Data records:
= = = =
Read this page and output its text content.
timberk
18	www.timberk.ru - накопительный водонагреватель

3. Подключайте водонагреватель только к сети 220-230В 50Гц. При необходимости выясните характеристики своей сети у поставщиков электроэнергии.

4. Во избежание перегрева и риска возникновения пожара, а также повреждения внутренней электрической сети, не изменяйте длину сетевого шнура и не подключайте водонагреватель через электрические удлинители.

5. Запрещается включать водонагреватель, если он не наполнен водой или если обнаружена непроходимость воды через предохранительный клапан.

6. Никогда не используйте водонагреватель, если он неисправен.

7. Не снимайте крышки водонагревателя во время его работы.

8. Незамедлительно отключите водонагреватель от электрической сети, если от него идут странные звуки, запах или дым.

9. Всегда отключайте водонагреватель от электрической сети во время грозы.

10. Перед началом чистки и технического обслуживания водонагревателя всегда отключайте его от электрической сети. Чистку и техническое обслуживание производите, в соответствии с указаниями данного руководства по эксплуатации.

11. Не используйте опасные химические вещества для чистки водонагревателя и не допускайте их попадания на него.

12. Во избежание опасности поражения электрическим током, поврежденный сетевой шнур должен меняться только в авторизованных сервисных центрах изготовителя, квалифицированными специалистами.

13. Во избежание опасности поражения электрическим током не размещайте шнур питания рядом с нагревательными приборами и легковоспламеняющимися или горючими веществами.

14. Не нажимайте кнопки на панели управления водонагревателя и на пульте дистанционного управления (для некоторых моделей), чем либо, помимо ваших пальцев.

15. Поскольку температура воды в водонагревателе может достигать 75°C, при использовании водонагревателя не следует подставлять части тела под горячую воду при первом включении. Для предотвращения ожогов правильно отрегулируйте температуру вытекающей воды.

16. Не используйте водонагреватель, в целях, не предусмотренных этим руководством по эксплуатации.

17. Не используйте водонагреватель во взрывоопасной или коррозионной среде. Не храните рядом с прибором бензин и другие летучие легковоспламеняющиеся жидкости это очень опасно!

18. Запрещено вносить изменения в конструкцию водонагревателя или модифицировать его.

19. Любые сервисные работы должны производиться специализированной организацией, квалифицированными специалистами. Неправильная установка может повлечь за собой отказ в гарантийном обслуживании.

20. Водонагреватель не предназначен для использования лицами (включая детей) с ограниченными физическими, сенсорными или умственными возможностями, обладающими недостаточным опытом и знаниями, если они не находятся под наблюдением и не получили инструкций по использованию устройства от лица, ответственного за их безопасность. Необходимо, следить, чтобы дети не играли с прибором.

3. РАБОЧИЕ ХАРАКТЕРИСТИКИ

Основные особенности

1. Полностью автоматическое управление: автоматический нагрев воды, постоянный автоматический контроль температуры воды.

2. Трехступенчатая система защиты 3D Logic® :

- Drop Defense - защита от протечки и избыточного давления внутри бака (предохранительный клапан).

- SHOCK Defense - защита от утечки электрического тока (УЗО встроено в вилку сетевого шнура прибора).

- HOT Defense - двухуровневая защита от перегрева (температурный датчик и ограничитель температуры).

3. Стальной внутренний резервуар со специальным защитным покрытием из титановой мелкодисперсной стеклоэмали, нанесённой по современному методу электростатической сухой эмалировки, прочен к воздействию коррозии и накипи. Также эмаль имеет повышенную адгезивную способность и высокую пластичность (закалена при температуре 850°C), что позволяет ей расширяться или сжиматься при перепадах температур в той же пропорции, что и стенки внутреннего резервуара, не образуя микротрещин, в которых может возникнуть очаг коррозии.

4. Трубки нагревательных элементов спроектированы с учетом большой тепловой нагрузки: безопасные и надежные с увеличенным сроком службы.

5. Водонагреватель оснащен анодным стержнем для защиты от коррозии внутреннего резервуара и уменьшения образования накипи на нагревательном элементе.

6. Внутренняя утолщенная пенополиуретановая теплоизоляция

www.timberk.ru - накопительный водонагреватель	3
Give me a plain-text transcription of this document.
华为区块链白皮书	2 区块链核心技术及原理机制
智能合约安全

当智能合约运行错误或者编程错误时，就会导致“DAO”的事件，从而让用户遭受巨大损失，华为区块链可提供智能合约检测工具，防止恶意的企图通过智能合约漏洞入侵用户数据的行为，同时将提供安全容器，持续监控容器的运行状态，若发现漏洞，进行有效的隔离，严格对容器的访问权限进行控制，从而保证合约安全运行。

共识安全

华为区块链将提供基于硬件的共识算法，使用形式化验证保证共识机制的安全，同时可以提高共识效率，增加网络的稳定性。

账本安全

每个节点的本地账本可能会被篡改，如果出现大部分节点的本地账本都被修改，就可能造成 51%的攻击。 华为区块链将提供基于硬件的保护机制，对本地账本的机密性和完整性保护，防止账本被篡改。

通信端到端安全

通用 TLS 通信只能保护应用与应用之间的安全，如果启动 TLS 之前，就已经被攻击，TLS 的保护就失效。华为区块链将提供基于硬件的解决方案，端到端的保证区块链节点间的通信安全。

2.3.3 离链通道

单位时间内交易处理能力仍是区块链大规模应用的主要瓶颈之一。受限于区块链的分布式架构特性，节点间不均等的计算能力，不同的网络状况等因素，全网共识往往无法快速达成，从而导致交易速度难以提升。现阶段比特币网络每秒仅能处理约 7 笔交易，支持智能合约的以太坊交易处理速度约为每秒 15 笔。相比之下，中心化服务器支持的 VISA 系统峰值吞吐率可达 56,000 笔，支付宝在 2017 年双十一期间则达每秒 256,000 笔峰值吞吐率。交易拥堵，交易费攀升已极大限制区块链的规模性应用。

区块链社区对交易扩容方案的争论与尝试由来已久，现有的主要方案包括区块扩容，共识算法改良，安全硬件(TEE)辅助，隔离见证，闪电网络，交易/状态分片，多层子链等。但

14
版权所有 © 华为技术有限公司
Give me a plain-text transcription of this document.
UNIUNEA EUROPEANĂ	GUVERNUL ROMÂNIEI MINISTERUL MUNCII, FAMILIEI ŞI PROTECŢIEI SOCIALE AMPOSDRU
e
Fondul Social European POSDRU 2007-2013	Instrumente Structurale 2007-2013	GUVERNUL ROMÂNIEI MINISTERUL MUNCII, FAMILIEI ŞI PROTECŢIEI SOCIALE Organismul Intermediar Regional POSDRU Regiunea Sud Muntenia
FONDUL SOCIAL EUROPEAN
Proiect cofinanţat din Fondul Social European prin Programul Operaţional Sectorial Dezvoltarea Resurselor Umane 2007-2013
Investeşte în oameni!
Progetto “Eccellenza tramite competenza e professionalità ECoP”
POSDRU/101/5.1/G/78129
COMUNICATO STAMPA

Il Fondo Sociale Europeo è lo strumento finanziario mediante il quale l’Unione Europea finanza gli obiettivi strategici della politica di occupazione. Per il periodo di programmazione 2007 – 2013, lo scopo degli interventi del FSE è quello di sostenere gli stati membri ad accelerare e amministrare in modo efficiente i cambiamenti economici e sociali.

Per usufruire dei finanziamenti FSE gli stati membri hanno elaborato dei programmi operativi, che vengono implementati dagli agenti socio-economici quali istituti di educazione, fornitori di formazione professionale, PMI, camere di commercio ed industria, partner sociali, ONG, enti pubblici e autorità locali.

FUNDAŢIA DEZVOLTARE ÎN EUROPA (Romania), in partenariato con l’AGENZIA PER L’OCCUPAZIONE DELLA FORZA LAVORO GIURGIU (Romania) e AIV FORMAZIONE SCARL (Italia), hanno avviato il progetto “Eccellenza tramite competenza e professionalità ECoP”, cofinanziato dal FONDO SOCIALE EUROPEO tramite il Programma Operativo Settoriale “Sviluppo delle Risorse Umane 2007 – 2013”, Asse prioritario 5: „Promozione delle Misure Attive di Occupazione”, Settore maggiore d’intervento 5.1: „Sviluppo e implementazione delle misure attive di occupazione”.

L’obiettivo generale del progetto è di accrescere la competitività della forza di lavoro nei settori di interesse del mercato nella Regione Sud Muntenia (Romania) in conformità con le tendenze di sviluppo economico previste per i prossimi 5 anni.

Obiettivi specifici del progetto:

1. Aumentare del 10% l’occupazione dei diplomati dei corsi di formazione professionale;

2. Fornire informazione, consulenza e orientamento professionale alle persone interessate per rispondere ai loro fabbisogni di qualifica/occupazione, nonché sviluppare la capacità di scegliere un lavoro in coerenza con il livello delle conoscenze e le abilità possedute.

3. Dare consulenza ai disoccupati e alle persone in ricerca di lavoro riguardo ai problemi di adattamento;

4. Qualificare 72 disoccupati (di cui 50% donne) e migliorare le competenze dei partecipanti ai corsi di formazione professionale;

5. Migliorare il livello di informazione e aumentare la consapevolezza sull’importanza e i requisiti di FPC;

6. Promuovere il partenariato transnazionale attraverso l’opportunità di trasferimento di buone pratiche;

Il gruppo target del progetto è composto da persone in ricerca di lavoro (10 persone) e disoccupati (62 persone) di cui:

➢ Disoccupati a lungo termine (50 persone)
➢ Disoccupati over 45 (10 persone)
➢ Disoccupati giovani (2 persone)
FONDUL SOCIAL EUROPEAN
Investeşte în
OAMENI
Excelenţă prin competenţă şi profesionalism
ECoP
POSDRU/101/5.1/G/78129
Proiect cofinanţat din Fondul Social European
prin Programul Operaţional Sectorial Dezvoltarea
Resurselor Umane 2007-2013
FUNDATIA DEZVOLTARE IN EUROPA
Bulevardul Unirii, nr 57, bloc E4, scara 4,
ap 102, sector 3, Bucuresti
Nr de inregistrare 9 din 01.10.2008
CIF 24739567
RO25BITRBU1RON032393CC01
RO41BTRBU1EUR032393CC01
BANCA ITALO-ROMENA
= = = =
> [Exercise description] Return each line of the listing that holds the string "Muntenia".

> [Written solution]
Fondul Social European POSDRU 2007-2013	Instrumente Structurale 2007-2013	GUVERNUL ROMÂNIEI MINISTERUL MUNCII, FAMILIEI ŞI PROTECŢIEI SOCIALE Organismul Intermediar Regional POSDRU Regiunea Sud Muntenia
L’obiettivo generale del progetto è di accrescere la competitività della forza di lavoro nei settori di interesse del mercato nella Regione Sud Muntenia (Romania) in conformità con le tendenze di sviluppo economico previste per i prossimi 5 anni.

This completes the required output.